**Exercise instructions:**
Reproduce the entire listing word for word.

>>>>

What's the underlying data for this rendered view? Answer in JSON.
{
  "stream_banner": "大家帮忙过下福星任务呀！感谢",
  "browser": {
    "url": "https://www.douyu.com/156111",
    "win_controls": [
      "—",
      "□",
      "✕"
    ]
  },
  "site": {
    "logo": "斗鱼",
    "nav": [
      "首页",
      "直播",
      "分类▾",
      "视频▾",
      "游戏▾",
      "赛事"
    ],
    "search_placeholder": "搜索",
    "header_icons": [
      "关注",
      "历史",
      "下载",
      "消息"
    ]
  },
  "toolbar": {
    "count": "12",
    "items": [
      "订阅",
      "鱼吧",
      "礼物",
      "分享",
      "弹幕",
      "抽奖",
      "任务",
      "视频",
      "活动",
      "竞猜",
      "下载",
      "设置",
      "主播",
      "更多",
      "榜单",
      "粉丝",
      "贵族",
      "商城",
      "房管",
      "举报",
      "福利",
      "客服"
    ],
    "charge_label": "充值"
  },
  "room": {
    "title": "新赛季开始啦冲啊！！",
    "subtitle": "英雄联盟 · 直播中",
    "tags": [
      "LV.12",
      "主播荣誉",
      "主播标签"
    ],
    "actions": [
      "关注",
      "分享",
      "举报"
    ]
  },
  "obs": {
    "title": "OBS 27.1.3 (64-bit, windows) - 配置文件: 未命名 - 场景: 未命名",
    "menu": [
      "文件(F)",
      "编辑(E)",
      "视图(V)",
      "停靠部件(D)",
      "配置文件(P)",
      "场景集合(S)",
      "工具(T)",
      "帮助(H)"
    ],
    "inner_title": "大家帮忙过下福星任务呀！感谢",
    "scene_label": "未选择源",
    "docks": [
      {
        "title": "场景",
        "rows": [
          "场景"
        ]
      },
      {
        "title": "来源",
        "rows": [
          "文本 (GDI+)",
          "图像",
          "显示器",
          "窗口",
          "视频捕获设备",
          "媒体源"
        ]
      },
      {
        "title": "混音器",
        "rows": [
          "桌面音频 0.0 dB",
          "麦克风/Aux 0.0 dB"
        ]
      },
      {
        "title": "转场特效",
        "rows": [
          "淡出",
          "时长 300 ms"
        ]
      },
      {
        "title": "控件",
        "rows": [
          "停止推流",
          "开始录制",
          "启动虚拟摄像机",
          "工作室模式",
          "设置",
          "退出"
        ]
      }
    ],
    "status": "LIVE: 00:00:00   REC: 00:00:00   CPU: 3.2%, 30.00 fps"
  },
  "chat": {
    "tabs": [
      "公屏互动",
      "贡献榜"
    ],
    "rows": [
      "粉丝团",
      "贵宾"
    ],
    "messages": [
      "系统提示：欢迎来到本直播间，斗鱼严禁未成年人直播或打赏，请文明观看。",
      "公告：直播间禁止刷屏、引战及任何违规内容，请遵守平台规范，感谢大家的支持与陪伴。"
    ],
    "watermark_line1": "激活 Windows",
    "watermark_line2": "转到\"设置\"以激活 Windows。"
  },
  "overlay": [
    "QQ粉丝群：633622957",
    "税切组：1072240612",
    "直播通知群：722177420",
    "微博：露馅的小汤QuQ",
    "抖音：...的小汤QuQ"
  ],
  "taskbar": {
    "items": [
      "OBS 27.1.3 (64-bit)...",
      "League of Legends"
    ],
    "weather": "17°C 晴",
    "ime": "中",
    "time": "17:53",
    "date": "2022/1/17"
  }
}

<<<<

**Response to the task:**
What's the underlying data for this rendered view? Answer in JSON.
{
  "stream_banner": "大家帮忙过下福星任务呀！感谢",
  "browser": {
    "url": "https://www.douyu.com/156111",
    "win_controls": [
      "—",
      "□",
      "✕"
    ]
  },
  "site": {
    "logo": "斗鱼",
    "nav": [
      "首页",
      "直播",
      "分类▾",
      "视频▾",
      "游戏▾",
      "赛事"
    ],
    "search_placeholder": "搜索",
    "header_icons": [
      "关注",
      "历史",
      "下载",
      "消息"
    ]
  },
  "toolbar": {
    "count": "12",
    "items": [
      "订阅",
      "鱼吧",
      "礼物",
      "分享",
      "弹幕",
      "抽奖",
      "任务",
      "视频",
      "活动",
      "竞猜",
      "下载",
      "设置",
      "主播",
      "更多",
      "榜单",
      "粉丝",
      "贵族",
      "商城",
      "房管",
      "举报",
      "福利",
      "客服"
    ],
    "charge_label": "充值"
  },
  "room": {
    "title": "新赛季开始啦冲啊！！",
    "subtitle": "英雄联盟 · 直播中",
    "tags": [
      "LV.12",
      "主播荣誉",
      "主播标签"
    ],
    "actions": [
      "关注",
      "分享",
      "举报"
    ]
  },
  "obs": {
    "title": "OBS 27.1.3 (64-bit, windows) - 配置文件: 未命名 - 场景: 未命名",
    "menu": [
      "文件(F)",
      "编辑(E)",
      "视图(V)",
      "停靠部件(D)",
      "配置文件(P)",
      "场景集合(S)",
      "工具(T)",
      "帮助(H)"
    ],
    "inner_title": "大家帮忙过下福星任务呀！感谢",
    "scene_label": "未选择源",
    "docks": [
      {
        "title": "场景",
        "rows": [
          "场景"
        ]
      },
      {
        "title": "来源",
        "rows": [
          "文本 (GDI+)",
          "图像",
          "显示器",
          "窗口",
          "视频捕获设备",
          "媒体源"
        ]
      },
      {
        "title": "混音器",
        "rows": [
          "桌面音频 0.0 dB",
          "麦克风/Aux 0.0 dB"
        ]
      },
      {
        "title": "转场特效",
        "rows": [
          "淡出",
          "时长 300 ms"
        ]
      },
      {
        "title": "控件",
        "rows": [
          "停止推流",
          "开始录制",
          "启动虚拟摄像机",
          "工作室模式",
          "设置",
          "退出"
        ]
      }
    ],
    "status": "LIVE: 00:00:00   REC: 00:00:00   CPU: 3.2%, 30.00 fps"
  },
  "chat": {
    "tabs": [
      "公屏互动",
      "贡献榜"
    ],
    "rows": [
      "粉丝团",
      "贵宾"
    ],
    "messages": [
      "系统提示：欢迎来到本直播间，斗鱼严禁未成年人直播或打赏，请文明观看。",
      "公告：直播间禁止刷屏、引战及任何违规内容，请遵守平台规范，感谢大家的支持与陪伴。"
    ],
    "watermark_line1": "激活 Windows",
    "watermark_line2": "转到\"设置\"以激活 Windows。"
  },
  "overlay": [
    "QQ粉丝群：633622957",
    "税切组：1072240612",
    "直播通知群：722177420",
    "微博：露馅的小汤QuQ",
    "抖音：...的小汤QuQ"
  ],
  "taskbar": {
    "items": [
      "OBS 27.1.3 (64-bit)...",
      "League of Legends"
    ],
    "weather": "17°C 晴",
    "ime": "中",
    "time": "17:53",
    "date": "2022/1/17"
  }
}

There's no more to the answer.